**Prompt**
Answer with a single number: how many lines in the listing below include "JSON"?

**Entries provided**
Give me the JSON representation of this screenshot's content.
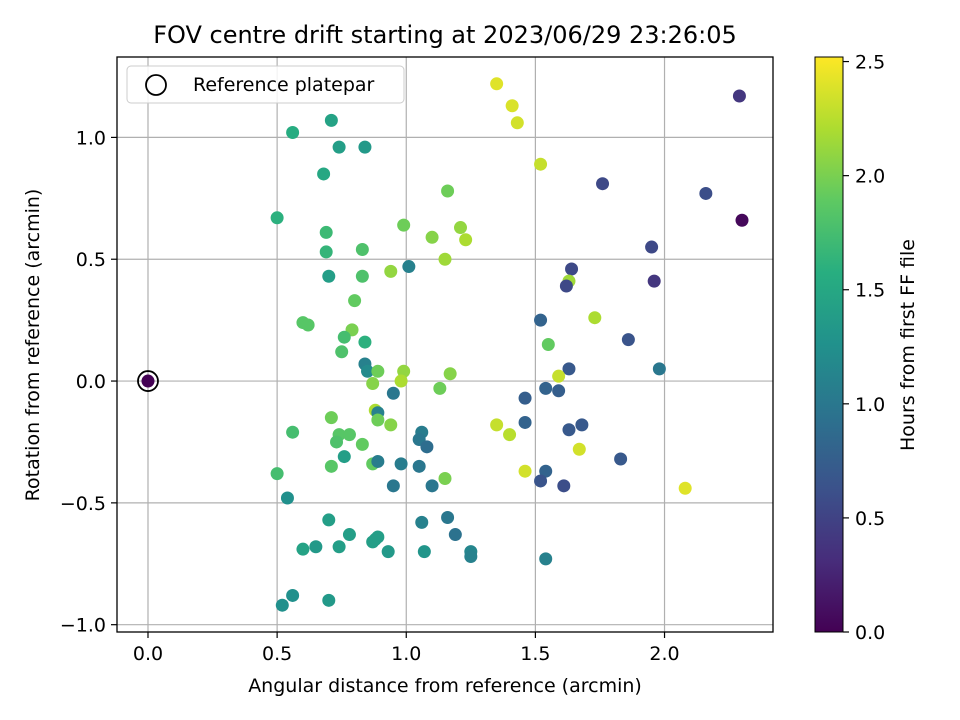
{
  "chart_data": {
    "type": "scatter",
    "title": "FOV centre drift starting at 2023/06/29 23:26:05",
    "xlabel": "Angular distance from reference (arcmin)",
    "ylabel": "Rotation from reference (arcmin)",
    "xlim": [
      -0.12,
      2.42
    ],
    "ylim": [
      -1.03,
      1.33
    ],
    "xticks": [
      0.0,
      0.5,
      1.0,
      1.5,
      2.0
    ],
    "xtick_labels": [
      "0.0",
      "0.5",
      "1.0",
      "1.5",
      "2.0"
    ],
    "yticks": [
      -1.0,
      -0.5,
      0.0,
      0.5,
      1.0
    ],
    "ytick_labels": [
      "−1.0",
      "−0.5",
      "0.0",
      "0.5",
      "1.0"
    ],
    "grid": true,
    "legend": {
      "position": "top-left",
      "entries": [
        "Reference platepar"
      ]
    },
    "colorbar": {
      "label": "Hours from first FF file",
      "range": [
        0.0,
        2.52
      ],
      "colormap": "viridis",
      "ticks": [
        0.0,
        0.5,
        1.0,
        1.5,
        2.0,
        2.5
      ],
      "tick_labels": [
        "0.0",
        "0.5",
        "1.0",
        "1.5",
        "2.0",
        "2.5"
      ]
    },
    "reference_point": {
      "x": 0.0,
      "y": 0.0,
      "c": 0.0
    },
    "points": [
      {
        "x": 1.35,
        "y": 1.22,
        "c": 2.4
      },
      {
        "x": 1.41,
        "y": 1.13,
        "c": 2.38
      },
      {
        "x": 1.43,
        "y": 1.06,
        "c": 2.35
      },
      {
        "x": 1.52,
        "y": 0.89,
        "c": 2.3
      },
      {
        "x": 2.29,
        "y": 1.17,
        "c": 0.4
      },
      {
        "x": 2.3,
        "y": 0.66,
        "c": 0.05
      },
      {
        "x": 1.76,
        "y": 0.81,
        "c": 0.55
      },
      {
        "x": 2.16,
        "y": 0.77,
        "c": 0.6
      },
      {
        "x": 1.95,
        "y": 0.55,
        "c": 0.55
      },
      {
        "x": 1.96,
        "y": 0.41,
        "c": 0.4
      },
      {
        "x": 0.56,
        "y": 1.02,
        "c": 1.55
      },
      {
        "x": 0.71,
        "y": 1.07,
        "c": 1.45
      },
      {
        "x": 0.74,
        "y": 0.96,
        "c": 1.4
      },
      {
        "x": 0.84,
        "y": 0.96,
        "c": 1.35
      },
      {
        "x": 0.68,
        "y": 0.85,
        "c": 1.5
      },
      {
        "x": 1.16,
        "y": 0.78,
        "c": 1.95
      },
      {
        "x": 0.5,
        "y": 0.67,
        "c": 1.6
      },
      {
        "x": 0.69,
        "y": 0.61,
        "c": 1.7
      },
      {
        "x": 0.99,
        "y": 0.64,
        "c": 1.95
      },
      {
        "x": 1.21,
        "y": 0.63,
        "c": 2.1
      },
      {
        "x": 1.1,
        "y": 0.59,
        "c": 2.05
      },
      {
        "x": 1.23,
        "y": 0.58,
        "c": 2.2
      },
      {
        "x": 0.69,
        "y": 0.53,
        "c": 1.65
      },
      {
        "x": 0.83,
        "y": 0.54,
        "c": 1.8
      },
      {
        "x": 1.15,
        "y": 0.5,
        "c": 2.15
      },
      {
        "x": 1.01,
        "y": 0.47,
        "c": 1.1
      },
      {
        "x": 0.7,
        "y": 0.43,
        "c": 1.4
      },
      {
        "x": 0.83,
        "y": 0.43,
        "c": 1.8
      },
      {
        "x": 0.94,
        "y": 0.45,
        "c": 2.1
      },
      {
        "x": 1.64,
        "y": 0.46,
        "c": 0.55
      },
      {
        "x": 1.63,
        "y": 0.41,
        "c": 2.15
      },
      {
        "x": 1.62,
        "y": 0.39,
        "c": 0.55
      },
      {
        "x": 0.8,
        "y": 0.33,
        "c": 1.9
      },
      {
        "x": 0.6,
        "y": 0.24,
        "c": 1.85
      },
      {
        "x": 0.62,
        "y": 0.23,
        "c": 1.85
      },
      {
        "x": 1.52,
        "y": 0.25,
        "c": 0.8
      },
      {
        "x": 1.73,
        "y": 0.26,
        "c": 2.2
      },
      {
        "x": 0.79,
        "y": 0.21,
        "c": 2.0
      },
      {
        "x": 0.76,
        "y": 0.18,
        "c": 1.75
      },
      {
        "x": 0.84,
        "y": 0.16,
        "c": 1.6
      },
      {
        "x": 1.55,
        "y": 0.15,
        "c": 1.9
      },
      {
        "x": 1.86,
        "y": 0.17,
        "c": 0.65
      },
      {
        "x": 0.75,
        "y": 0.12,
        "c": 1.8
      },
      {
        "x": 0.84,
        "y": 0.07,
        "c": 1.1
      },
      {
        "x": 0.85,
        "y": 0.04,
        "c": 1.2
      },
      {
        "x": 0.89,
        "y": 0.04,
        "c": 1.95
      },
      {
        "x": 0.99,
        "y": 0.04,
        "c": 2.1
      },
      {
        "x": 1.17,
        "y": 0.03,
        "c": 2.05
      },
      {
        "x": 1.63,
        "y": 0.05,
        "c": 0.7
      },
      {
        "x": 1.59,
        "y": 0.02,
        "c": 2.3
      },
      {
        "x": 1.98,
        "y": 0.05,
        "c": 1.0
      },
      {
        "x": 0.87,
        "y": -0.01,
        "c": 2.05
      },
      {
        "x": 0.98,
        "y": 0.0,
        "c": 2.2
      },
      {
        "x": 1.13,
        "y": -0.03,
        "c": 1.95
      },
      {
        "x": 0.95,
        "y": -0.05,
        "c": 1.0
      },
      {
        "x": 1.46,
        "y": -0.07,
        "c": 0.75
      },
      {
        "x": 1.54,
        "y": -0.03,
        "c": 0.8
      },
      {
        "x": 1.59,
        "y": -0.04,
        "c": 0.75
      },
      {
        "x": 0.88,
        "y": -0.12,
        "c": 2.2
      },
      {
        "x": 0.89,
        "y": -0.13,
        "c": 1.1
      },
      {
        "x": 0.71,
        "y": -0.15,
        "c": 1.95
      },
      {
        "x": 0.89,
        "y": -0.16,
        "c": 1.95
      },
      {
        "x": 0.94,
        "y": -0.18,
        "c": 2.05
      },
      {
        "x": 1.35,
        "y": -0.18,
        "c": 2.3
      },
      {
        "x": 1.4,
        "y": -0.22,
        "c": 2.25
      },
      {
        "x": 1.46,
        "y": -0.17,
        "c": 0.8
      },
      {
        "x": 1.63,
        "y": -0.2,
        "c": 0.7
      },
      {
        "x": 1.68,
        "y": -0.18,
        "c": 0.7
      },
      {
        "x": 0.56,
        "y": -0.21,
        "c": 1.75
      },
      {
        "x": 0.74,
        "y": -0.22,
        "c": 1.85
      },
      {
        "x": 0.78,
        "y": -0.22,
        "c": 1.85
      },
      {
        "x": 0.73,
        "y": -0.25,
        "c": 1.8
      },
      {
        "x": 0.83,
        "y": -0.26,
        "c": 1.9
      },
      {
        "x": 1.06,
        "y": -0.21,
        "c": 1.05
      },
      {
        "x": 1.05,
        "y": -0.24,
        "c": 1.0
      },
      {
        "x": 1.08,
        "y": -0.27,
        "c": 0.9
      },
      {
        "x": 1.67,
        "y": -0.28,
        "c": 2.35
      },
      {
        "x": 0.76,
        "y": -0.31,
        "c": 1.4
      },
      {
        "x": 0.71,
        "y": -0.35,
        "c": 1.85
      },
      {
        "x": 0.87,
        "y": -0.34,
        "c": 1.9
      },
      {
        "x": 0.89,
        "y": -0.33,
        "c": 1.05
      },
      {
        "x": 0.98,
        "y": -0.34,
        "c": 1.05
      },
      {
        "x": 1.05,
        "y": -0.35,
        "c": 1.0
      },
      {
        "x": 1.15,
        "y": -0.4,
        "c": 2.0
      },
      {
        "x": 1.46,
        "y": -0.37,
        "c": 2.35
      },
      {
        "x": 1.54,
        "y": -0.37,
        "c": 0.8
      },
      {
        "x": 1.52,
        "y": -0.41,
        "c": 0.65
      },
      {
        "x": 1.61,
        "y": -0.43,
        "c": 0.6
      },
      {
        "x": 1.83,
        "y": -0.32,
        "c": 0.7
      },
      {
        "x": 2.08,
        "y": -0.44,
        "c": 2.4
      },
      {
        "x": 0.5,
        "y": -0.38,
        "c": 1.75
      },
      {
        "x": 0.95,
        "y": -0.43,
        "c": 1.0
      },
      {
        "x": 1.1,
        "y": -0.43,
        "c": 1.0
      },
      {
        "x": 0.54,
        "y": -0.48,
        "c": 1.25
      },
      {
        "x": 0.7,
        "y": -0.57,
        "c": 1.4
      },
      {
        "x": 1.06,
        "y": -0.58,
        "c": 1.1
      },
      {
        "x": 1.16,
        "y": -0.56,
        "c": 1.0
      },
      {
        "x": 0.78,
        "y": -0.63,
        "c": 1.4
      },
      {
        "x": 0.87,
        "y": -0.66,
        "c": 1.4
      },
      {
        "x": 0.88,
        "y": -0.65,
        "c": 1.4
      },
      {
        "x": 0.89,
        "y": -0.64,
        "c": 1.4
      },
      {
        "x": 1.19,
        "y": -0.63,
        "c": 0.95
      },
      {
        "x": 0.6,
        "y": -0.69,
        "c": 1.45
      },
      {
        "x": 0.65,
        "y": -0.68,
        "c": 1.35
      },
      {
        "x": 0.74,
        "y": -0.68,
        "c": 1.4
      },
      {
        "x": 0.93,
        "y": -0.7,
        "c": 1.35
      },
      {
        "x": 1.07,
        "y": -0.7,
        "c": 1.3
      },
      {
        "x": 1.25,
        "y": -0.7,
        "c": 1.15
      },
      {
        "x": 1.25,
        "y": -0.72,
        "c": 1.1
      },
      {
        "x": 1.54,
        "y": -0.73,
        "c": 1.1
      },
      {
        "x": 0.56,
        "y": -0.88,
        "c": 1.25
      },
      {
        "x": 0.52,
        "y": -0.92,
        "c": 1.25
      },
      {
        "x": 0.7,
        "y": -0.9,
        "c": 1.35
      }
    ]
  }
}
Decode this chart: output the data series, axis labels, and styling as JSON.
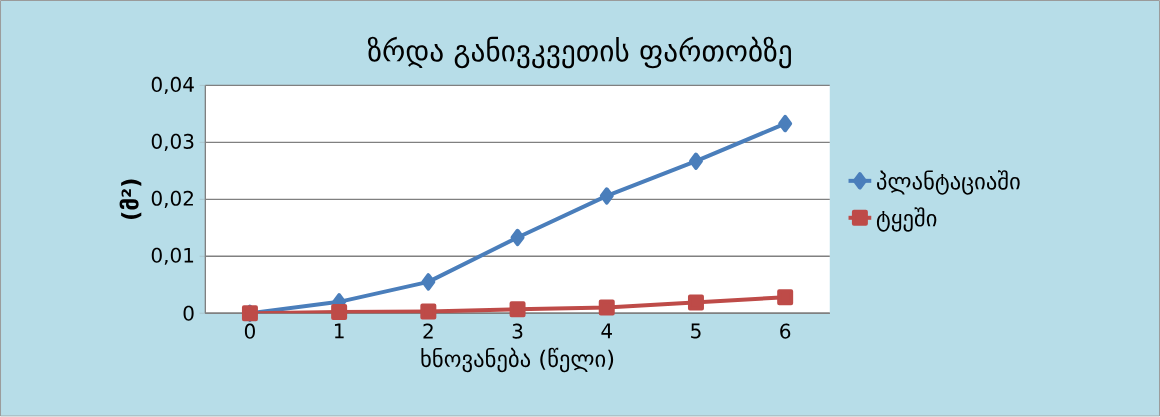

**Written solution**
2